◆ **Set task**
Identify every line in the records below that contains the word "xlabel", and reproduce each one.
|---|
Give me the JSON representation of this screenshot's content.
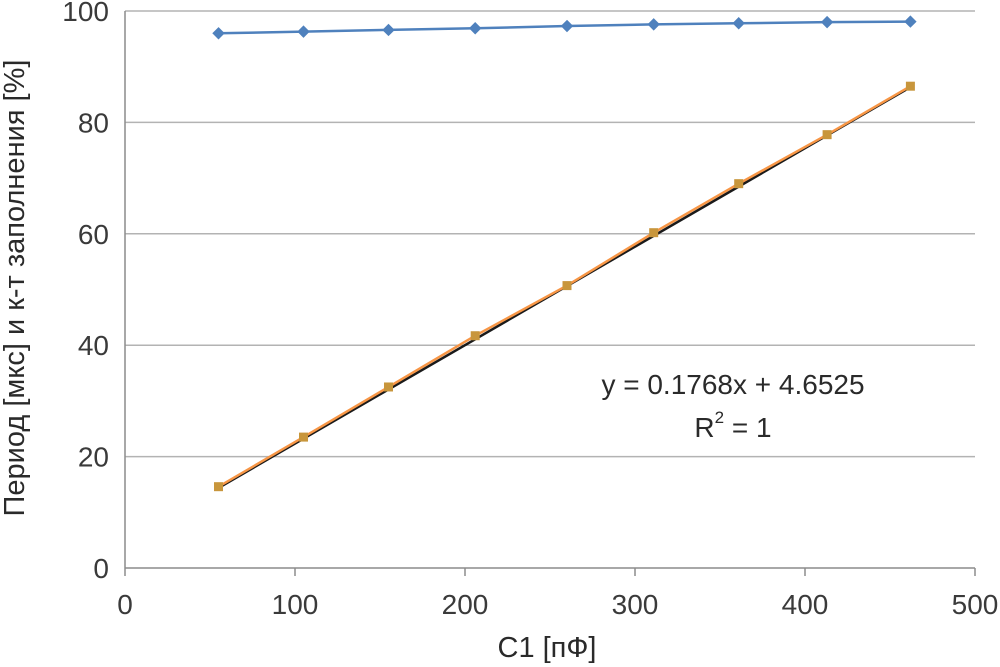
{
  "chart_data": {
    "type": "scatter",
    "xlabel": "C1 [пФ]",
    "ylabel": "Период [мкс] и к-т заполнения [%]",
    "xlim": [
      0,
      500
    ],
    "ylim": [
      0,
      100
    ],
    "xticks": [
      0,
      100,
      200,
      300,
      400,
      500
    ],
    "yticks": [
      0,
      20,
      40,
      60,
      80,
      100
    ],
    "grid": "horizontal",
    "series": [
      {
        "marker": "diamond",
        "line": true,
        "color": "#4f81bd",
        "x": [
          55,
          105,
          155,
          206,
          260,
          311,
          361,
          413,
          462
        ],
        "y": [
          96.0,
          96.3,
          96.6,
          96.9,
          97.3,
          97.6,
          97.8,
          98.0,
          98.1
        ]
      },
      {
        "marker": "square",
        "line": true,
        "color": "#f79646",
        "marker_color": "#c8963c",
        "x": [
          55,
          105,
          155,
          206,
          260,
          311,
          361,
          413,
          462
        ],
        "y": [
          14.6,
          23.5,
          32.5,
          41.7,
          50.7,
          60.2,
          69.0,
          77.8,
          86.5
        ]
      }
    ],
    "trendline": {
      "series_index": 1,
      "type": "linear",
      "slope": 0.1768,
      "intercept": 4.6525,
      "color": "#1a1a1a",
      "equation_text": "y = 0.1768x + 4.6525",
      "r2_prefix": "R",
      "r2_exp": "2",
      "r2_suffix": " = 1"
    }
  }
}
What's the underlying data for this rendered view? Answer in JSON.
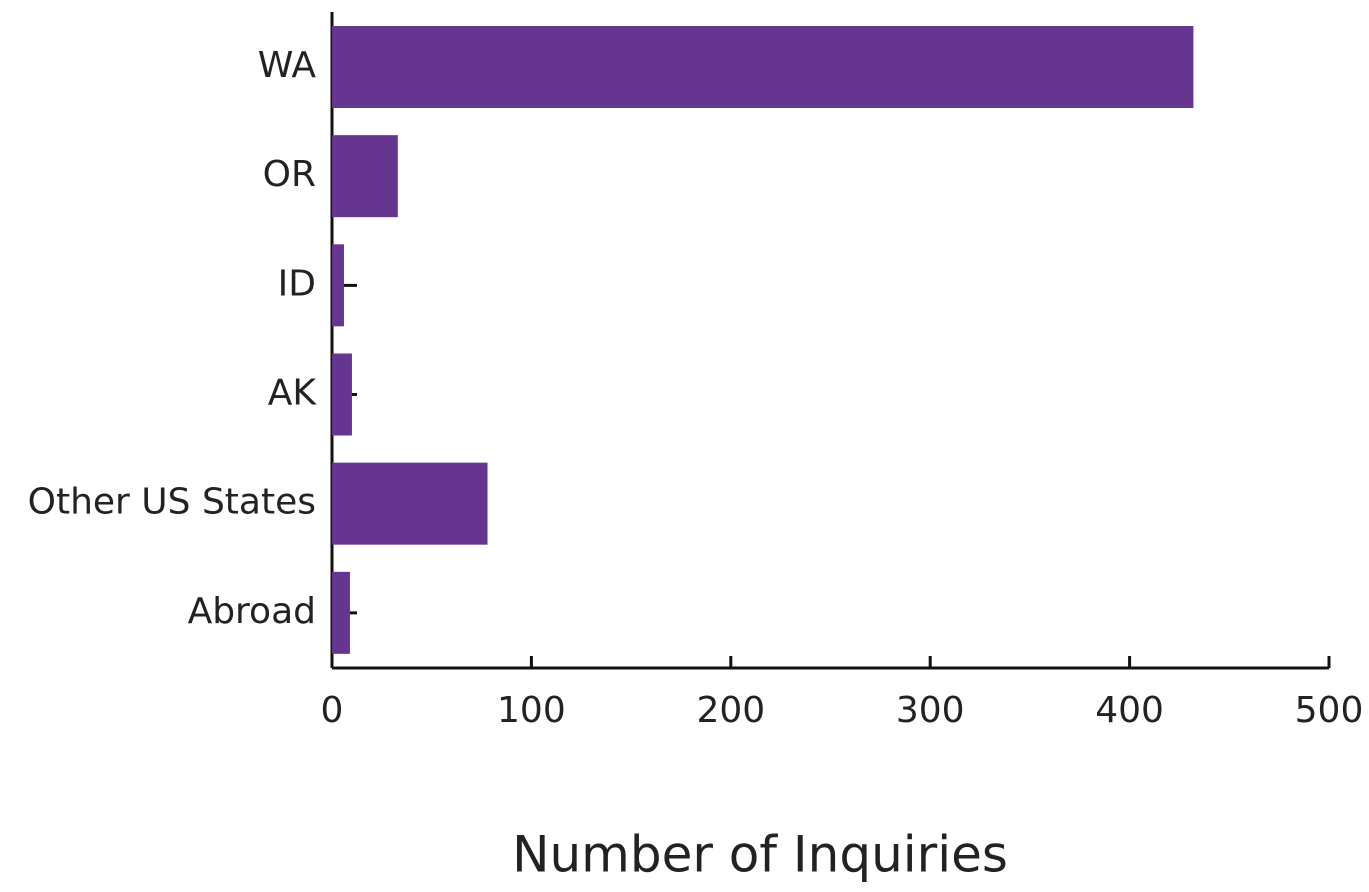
{
  "chart_data": {
    "type": "bar",
    "orientation": "horizontal",
    "xlabel": "Number of Inquiries",
    "categories": [
      "WA",
      "OR",
      "ID",
      "AK",
      "Other US States",
      "Abroad"
    ],
    "values": [
      432,
      33,
      6,
      10,
      78,
      9
    ],
    "color": "#65358f",
    "xlim": [
      0,
      500
    ],
    "xticks": [
      0,
      100,
      200,
      300,
      400,
      500
    ],
    "grid": false
  }
}
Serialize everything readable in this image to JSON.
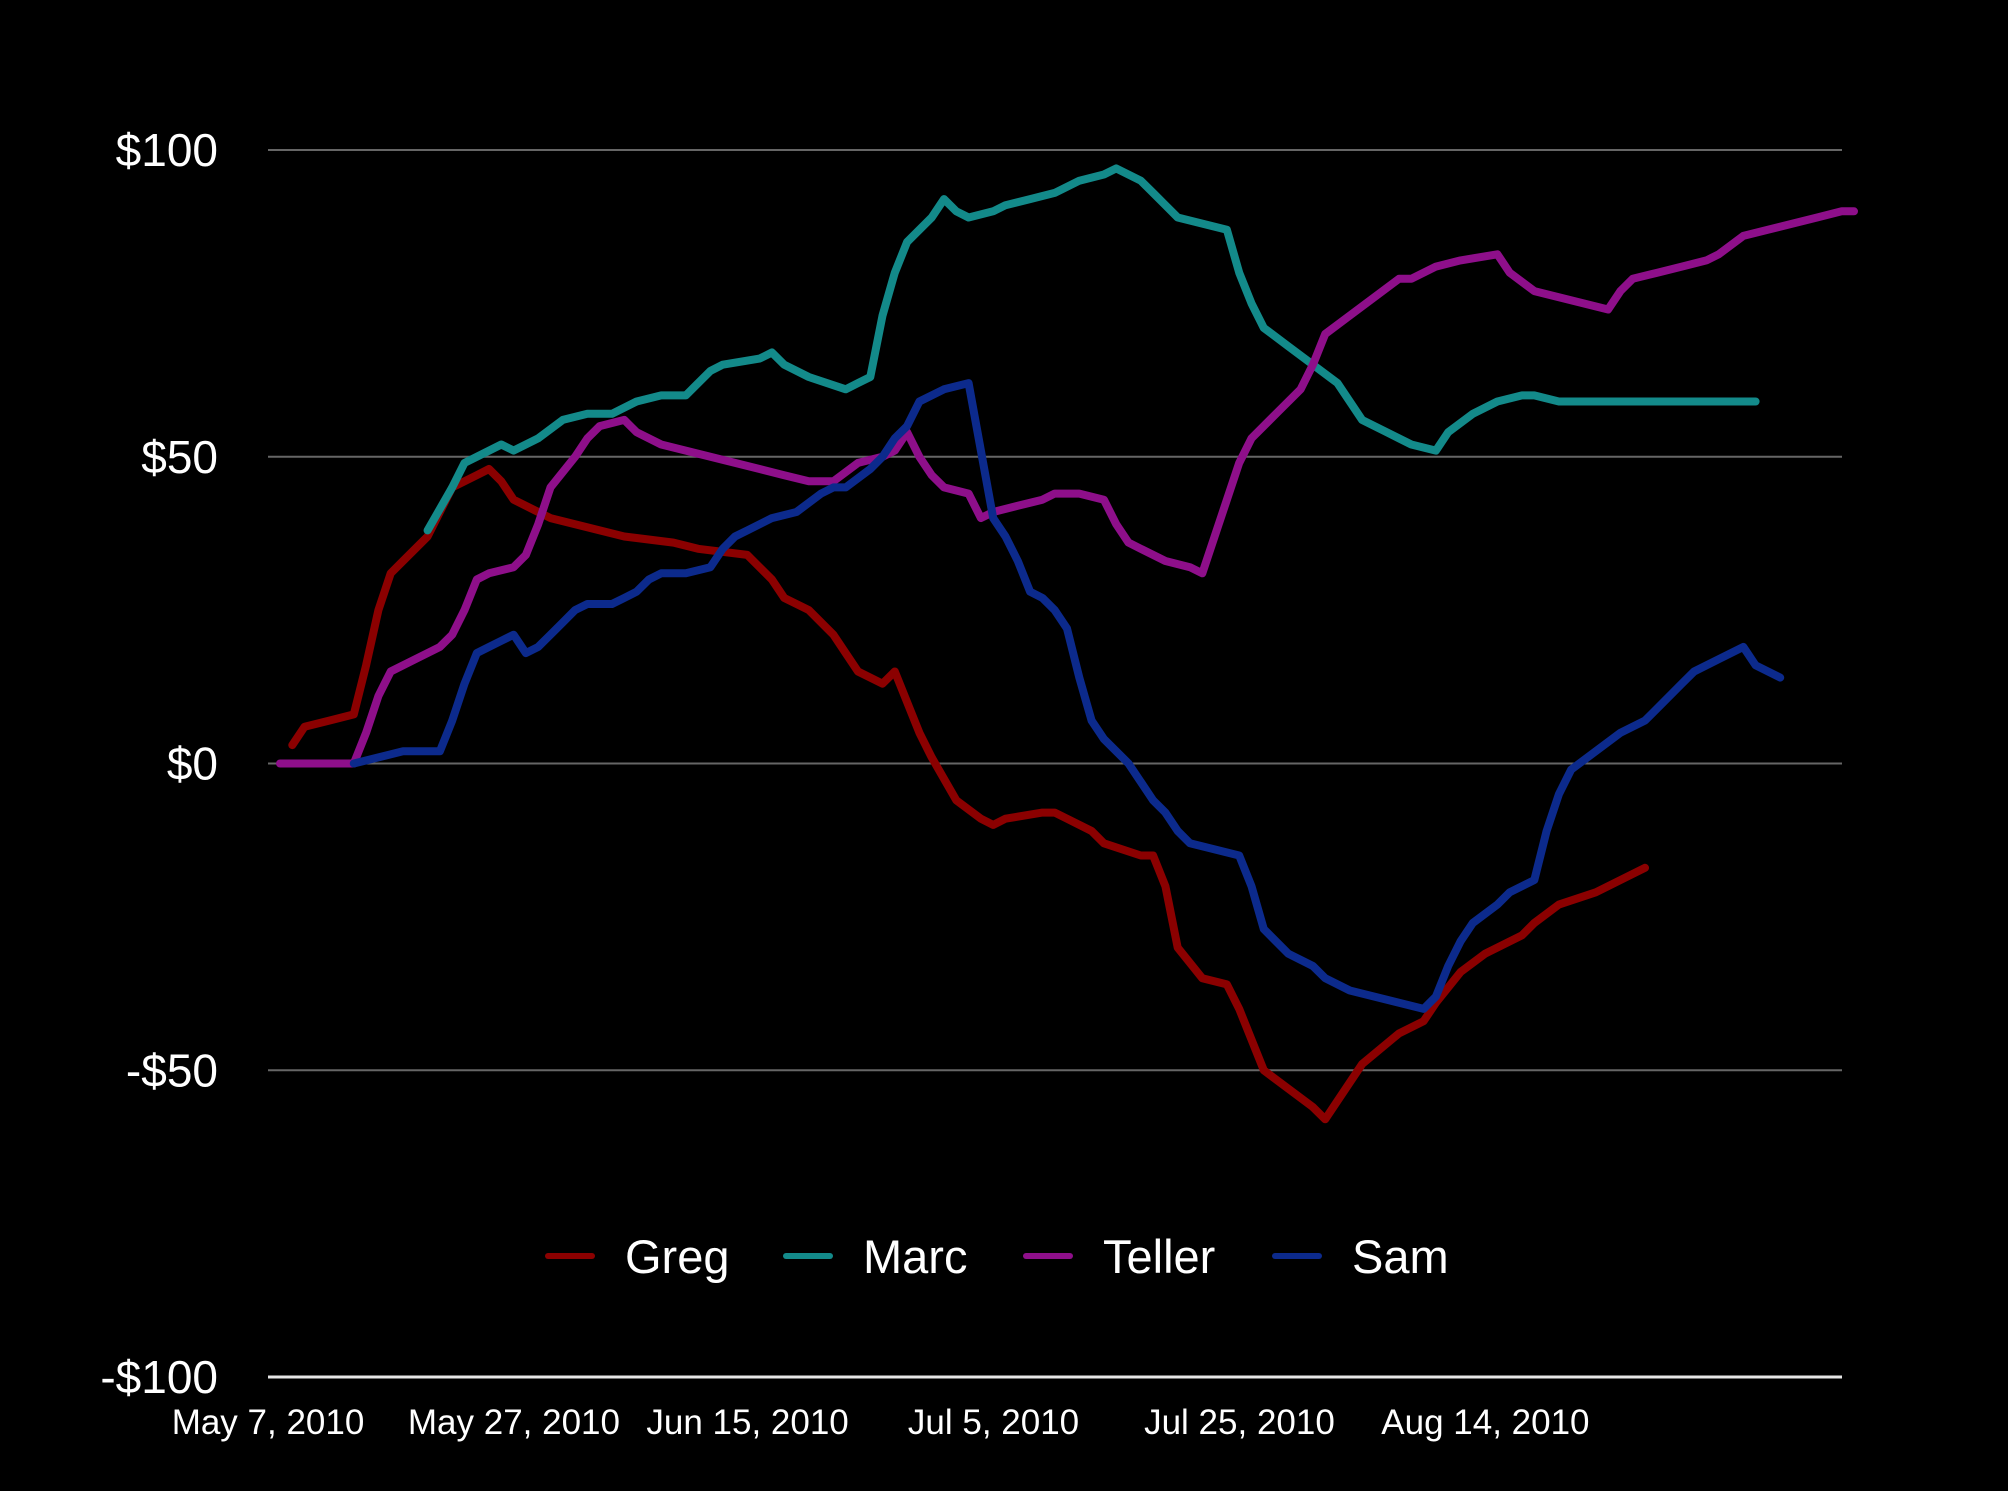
|---|
◆ **Solution**
    "xlabel": "C1 [пФ]",
    "xlabel": "Number of Inquiries",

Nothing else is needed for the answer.